A run of records

----

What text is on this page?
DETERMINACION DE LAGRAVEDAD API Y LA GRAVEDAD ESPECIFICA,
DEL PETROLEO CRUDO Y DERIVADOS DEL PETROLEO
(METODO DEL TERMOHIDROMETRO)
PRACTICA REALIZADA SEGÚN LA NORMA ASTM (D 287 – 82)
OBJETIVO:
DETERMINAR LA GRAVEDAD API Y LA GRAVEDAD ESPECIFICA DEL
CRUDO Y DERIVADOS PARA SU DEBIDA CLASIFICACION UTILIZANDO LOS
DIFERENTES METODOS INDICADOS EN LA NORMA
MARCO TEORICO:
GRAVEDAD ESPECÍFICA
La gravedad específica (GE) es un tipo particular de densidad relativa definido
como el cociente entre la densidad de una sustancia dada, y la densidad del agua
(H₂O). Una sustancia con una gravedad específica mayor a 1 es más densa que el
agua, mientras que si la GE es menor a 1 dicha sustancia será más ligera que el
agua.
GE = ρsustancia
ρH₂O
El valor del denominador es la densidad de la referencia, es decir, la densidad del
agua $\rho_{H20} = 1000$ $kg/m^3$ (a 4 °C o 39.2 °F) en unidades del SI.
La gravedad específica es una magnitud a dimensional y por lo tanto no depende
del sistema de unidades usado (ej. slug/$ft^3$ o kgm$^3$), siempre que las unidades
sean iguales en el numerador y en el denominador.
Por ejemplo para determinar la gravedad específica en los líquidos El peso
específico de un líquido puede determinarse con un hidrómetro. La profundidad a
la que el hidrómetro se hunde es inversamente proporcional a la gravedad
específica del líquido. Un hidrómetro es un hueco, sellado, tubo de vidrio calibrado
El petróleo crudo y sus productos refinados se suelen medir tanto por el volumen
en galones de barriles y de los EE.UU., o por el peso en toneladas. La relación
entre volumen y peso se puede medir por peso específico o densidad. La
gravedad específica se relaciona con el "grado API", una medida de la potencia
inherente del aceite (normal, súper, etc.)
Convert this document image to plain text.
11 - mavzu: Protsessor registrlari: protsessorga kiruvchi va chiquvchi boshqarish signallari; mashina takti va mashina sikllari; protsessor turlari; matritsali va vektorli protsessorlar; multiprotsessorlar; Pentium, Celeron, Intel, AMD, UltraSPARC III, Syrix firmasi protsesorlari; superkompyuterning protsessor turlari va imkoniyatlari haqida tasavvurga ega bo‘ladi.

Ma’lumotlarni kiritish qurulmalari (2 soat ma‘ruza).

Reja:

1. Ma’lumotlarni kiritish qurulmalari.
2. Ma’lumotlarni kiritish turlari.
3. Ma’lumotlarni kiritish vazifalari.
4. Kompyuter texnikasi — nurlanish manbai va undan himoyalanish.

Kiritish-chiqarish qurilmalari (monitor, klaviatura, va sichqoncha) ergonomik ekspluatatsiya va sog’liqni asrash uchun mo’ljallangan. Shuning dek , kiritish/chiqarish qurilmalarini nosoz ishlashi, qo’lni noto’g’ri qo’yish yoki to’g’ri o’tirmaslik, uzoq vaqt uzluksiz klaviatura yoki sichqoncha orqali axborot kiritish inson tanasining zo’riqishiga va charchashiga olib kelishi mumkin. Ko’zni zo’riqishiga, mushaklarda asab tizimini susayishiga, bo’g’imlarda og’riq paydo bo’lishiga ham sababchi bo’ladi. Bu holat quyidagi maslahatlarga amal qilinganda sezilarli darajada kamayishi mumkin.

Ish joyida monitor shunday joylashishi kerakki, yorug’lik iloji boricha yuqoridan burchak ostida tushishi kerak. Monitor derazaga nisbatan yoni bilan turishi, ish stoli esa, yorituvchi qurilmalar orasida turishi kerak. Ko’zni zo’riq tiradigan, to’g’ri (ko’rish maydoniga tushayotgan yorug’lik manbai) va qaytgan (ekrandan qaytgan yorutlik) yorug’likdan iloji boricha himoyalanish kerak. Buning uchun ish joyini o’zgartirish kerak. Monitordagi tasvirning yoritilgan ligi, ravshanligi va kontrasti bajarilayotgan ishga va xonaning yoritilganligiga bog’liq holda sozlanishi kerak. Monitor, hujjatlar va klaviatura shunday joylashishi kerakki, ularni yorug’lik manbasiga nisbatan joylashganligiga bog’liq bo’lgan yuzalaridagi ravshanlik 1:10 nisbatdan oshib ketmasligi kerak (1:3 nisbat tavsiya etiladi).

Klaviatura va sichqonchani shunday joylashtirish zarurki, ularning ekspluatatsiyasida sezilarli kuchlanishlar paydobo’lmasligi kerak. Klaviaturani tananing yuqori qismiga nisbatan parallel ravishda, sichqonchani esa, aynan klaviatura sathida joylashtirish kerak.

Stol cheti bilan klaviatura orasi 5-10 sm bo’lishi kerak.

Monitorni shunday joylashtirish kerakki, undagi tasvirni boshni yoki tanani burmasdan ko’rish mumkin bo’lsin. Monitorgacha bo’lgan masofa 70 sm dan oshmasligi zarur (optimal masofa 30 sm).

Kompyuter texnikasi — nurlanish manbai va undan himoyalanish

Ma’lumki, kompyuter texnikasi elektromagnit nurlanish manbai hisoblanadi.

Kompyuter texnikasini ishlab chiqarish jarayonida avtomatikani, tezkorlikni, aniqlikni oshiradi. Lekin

----

Directions →
Repeat back the data above, exact to the last character.

Written answer →
What text is on this page?
DETERMINACION DE LAGRAVEDAD API Y LA GRAVEDAD ESPECIFICA,
DEL PETROLEO CRUDO Y DERIVADOS DEL PETROLEO
(METODO DEL TERMOHIDROMETRO)
PRACTICA REALIZADA SEGÚN LA NORMA ASTM (D 287 – 82)
OBJETIVO:
DETERMINAR LA GRAVEDAD API Y LA GRAVEDAD ESPECIFICA DEL
CRUDO Y DERIVADOS PARA SU DEBIDA CLASIFICACION UTILIZANDO LOS
DIFERENTES METODOS INDICADOS EN LA NORMA
MARCO TEORICO:
GRAVEDAD ESPECÍFICA
La gravedad específica (GE) es un tipo particular de densidad relativa definido
como el cociente entre la densidad de una sustancia dada, y la densidad del agua
(H₂O). Una sustancia con una gravedad específica mayor a 1 es más densa que el
agua, mientras que si la GE es menor a 1 dicha sustancia será más ligera que el
agua.
GE = ρsustancia
ρH₂O
El valor del denominador es la densidad de la referencia, es decir, la densidad del
agua $\rho_{H20} = 1000$ $kg/m^3$ (a 4 °C o 39.2 °F) en unidades del SI.
La gravedad específica es una magnitud a dimensional y por lo tanto no depende
del sistema de unidades usado (ej. slug/$ft^3$ o kgm$^3$), siempre que las unidades
sean iguales en el numerador y en el denominador.
Por ejemplo para determinar la gravedad específica en los líquidos El peso
específico de un líquido puede determinarse con un hidrómetro. La profundidad a
la que el hidrómetro se hunde es inversamente proporcional a la gravedad
específica del líquido. Un hidrómetro es un hueco, sellado, tubo de vidrio calibrado
El petróleo crudo y sus productos refinados se suelen medir tanto por el volumen
en galones de barriles y de los EE.UU., o por el peso en toneladas. La relación
entre volumen y peso se puede medir por peso específico o densidad. La
gravedad específica se relaciona con el "grado API", una medida de la potencia
inherente del aceite (normal, súper, etc.)
Convert this document image to plain text.
11 - mavzu: Protsessor registrlari: protsessorga kiruvchi va chiquvchi boshqarish signallari; mashina takti va mashina sikllari; protsessor turlari; matritsali va vektorli protsessorlar; multiprotsessorlar; Pentium, Celeron, Intel, AMD, UltraSPARC III, Syrix firmasi protsesorlari; superkompyuterning protsessor turlari va imkoniyatlari haqida tasavvurga ega bo‘ladi.

Ma’lumotlarni kiritish qurulmalari (2 soat ma‘ruza).

Reja:

1. Ma’lumotlarni kiritish qurulmalari.
2. Ma’lumotlarni kiritish turlari.
3. Ma’lumotlarni kiritish vazifalari.
4. Kompyuter texnikasi — nurlanish manbai va undan himoyalanish.

Kiritish-chiqarish qurilmalari (monitor, klaviatura, va sichqoncha) ergonomik ekspluatatsiya va sog’liqni asrash uchun mo’ljallangan. Shuning dek , kiritish/chiqarish qurilmalarini nosoz ishlashi, qo’lni noto’g’ri qo’yish yoki to’g’ri o’tirmaslik, uzoq vaqt uzluksiz klaviatura yoki sichqoncha orqali axborot kiritish inson tanasining zo’riqishiga va charchashiga olib kelishi mumkin. Ko’zni zo’riqishiga, mushaklarda asab tizimini susayishiga, bo’g’imlarda og’riq paydo bo’lishiga ham sababchi bo’ladi. Bu holat quyidagi maslahatlarga amal qilinganda sezilarli darajada kamayishi mumkin.

Ish joyida monitor shunday joylashishi kerakki, yorug’lik iloji boricha yuqoridan burchak ostida tushishi kerak. Monitor derazaga nisbatan yoni bilan turishi, ish stoli esa, yorituvchi qurilmalar orasida turishi kerak. Ko’zni zo’riq tiradigan, to’g’ri (ko’rish maydoniga tushayotgan yorug’lik manbai) va qaytgan (ekrandan qaytgan yorutlik) yorug’likdan iloji boricha himoyalanish kerak. Buning uchun ish joyini o’zgartirish kerak. Monitordagi tasvirning yoritilgan ligi, ravshanligi va kontrasti bajarilayotgan ishga va xonaning yoritilganligiga bog’liq holda sozlanishi kerak. Monitor, hujjatlar va klaviatura shunday joylashishi kerakki, ularni yorug’lik manbasiga nisbatan joylashganligiga bog’liq bo’lgan yuzalaridagi ravshanlik 1:10 nisbatdan oshib ketmasligi kerak (1:3 nisbat tavsiya etiladi).

Klaviatura va sichqonchani shunday joylashtirish zarurki, ularning ekspluatatsiyasida sezilarli kuchlanishlar paydobo’lmasligi kerak. Klaviaturani tananing yuqori qismiga nisbatan parallel ravishda, sichqonchani esa, aynan klaviatura sathida joylashtirish kerak.

Stol cheti bilan klaviatura orasi 5-10 sm bo’lishi kerak.

Monitorni shunday joylashtirish kerakki, undagi tasvirni boshni yoki tanani burmasdan ko’rish mumkin bo’lsin. Monitorgacha bo’lgan masofa 70 sm dan oshmasligi zarur (optimal masofa 30 sm).

Kompyuter texnikasi — nurlanish manbai va undan himoyalanish

Ma’lumki, kompyuter texnikasi elektromagnit nurlanish manbai hisoblanadi.

Kompyuter texnikasini ishlab chiqarish jarayonida avtomatikani, tezkorlikni, aniqlikni oshiradi. Lekin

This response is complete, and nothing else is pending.